**Request**:
Reproduce every record below exactly as written, leaving out any pictures.

**Material for the task**:
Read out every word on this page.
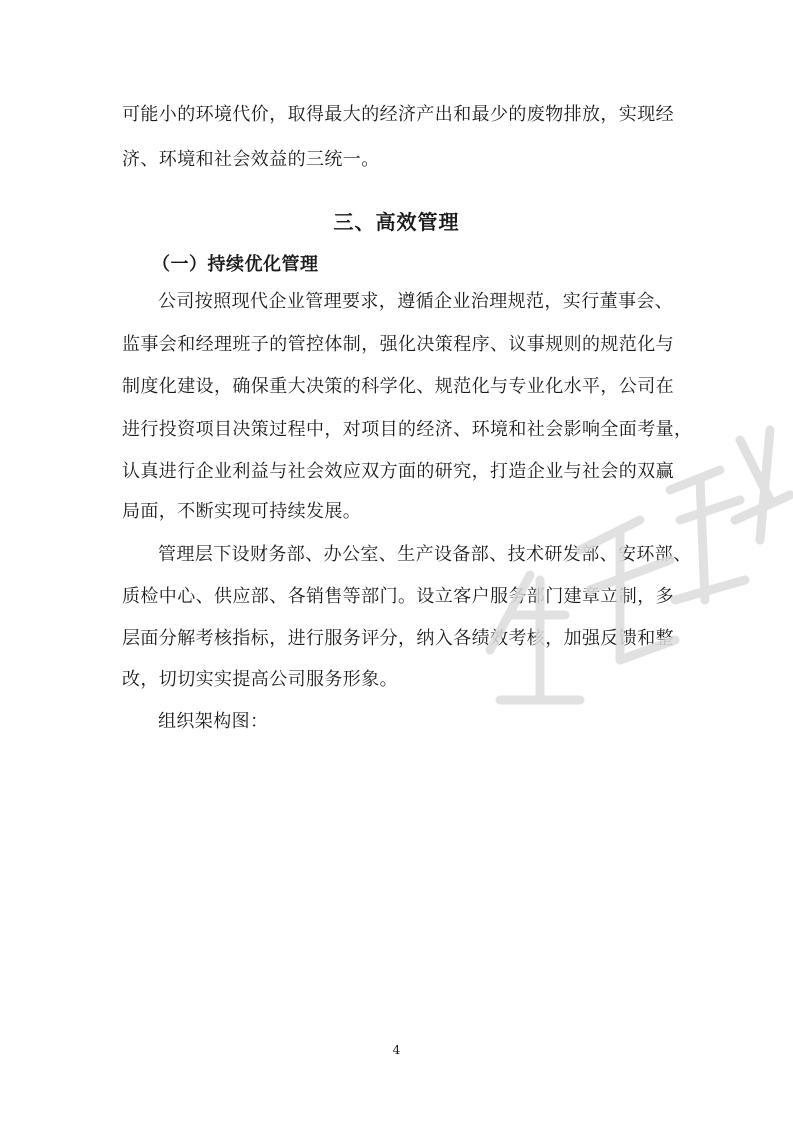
可能小的环境代价，取得最大的经济产出和最少的废物排放，实现经
济、环境和社会效益的三统一。
三、高效管理
（一）持续优化管理
公司按照现代企业管理要求，遵循企业治理规范，实行董事会、
监事会和经理班子的管控体制，强化决策程序、议事规则的规范化与
制度化建设，确保重大决策的科学化、规范化与专业化水平，公司在
进行投资项目决策过程中，对项目的经济、环境和社会影响全面考量，
认真进行企业利益与社会效应双方面的研究，打造企业与社会的双赢
局面，不断实现可持续发展。
管理层下设财务部、办公室、生产设备部、技术研发部、安环部、
质检中心、供应部、各销售等部门。设立客户服务部门建章立制，多
层面分解考核指标，进行服务评分，纳入各绩效考核，加强反馈和整
改，切切实实提高公司服务形象。
组织架构图：
4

**Output for this task**:
Read out every word on this page.
可能小的环境代价，取得最大的经济产出和最少的废物排放，实现经
济、环境和社会效益的三统一。
三、高效管理
（一）持续优化管理
公司按照现代企业管理要求，遵循企业治理规范，实行董事会、
监事会和经理班子的管控体制，强化决策程序、议事规则的规范化与
制度化建设，确保重大决策的科学化、规范化与专业化水平，公司在
进行投资项目决策过程中，对项目的经济、环境和社会影响全面考量，
认真进行企业利益与社会效应双方面的研究，打造企业与社会的双赢
局面，不断实现可持续发展。
管理层下设财务部、办公室、生产设备部、技术研发部、安环部、
质检中心、供应部、各销售等部门。设立客户服务部门建章立制，多
层面分解考核指标，进行服务评分，纳入各绩效考核，加强反馈和整
改，切切实实提高公司服务形象。
组织架构图：
4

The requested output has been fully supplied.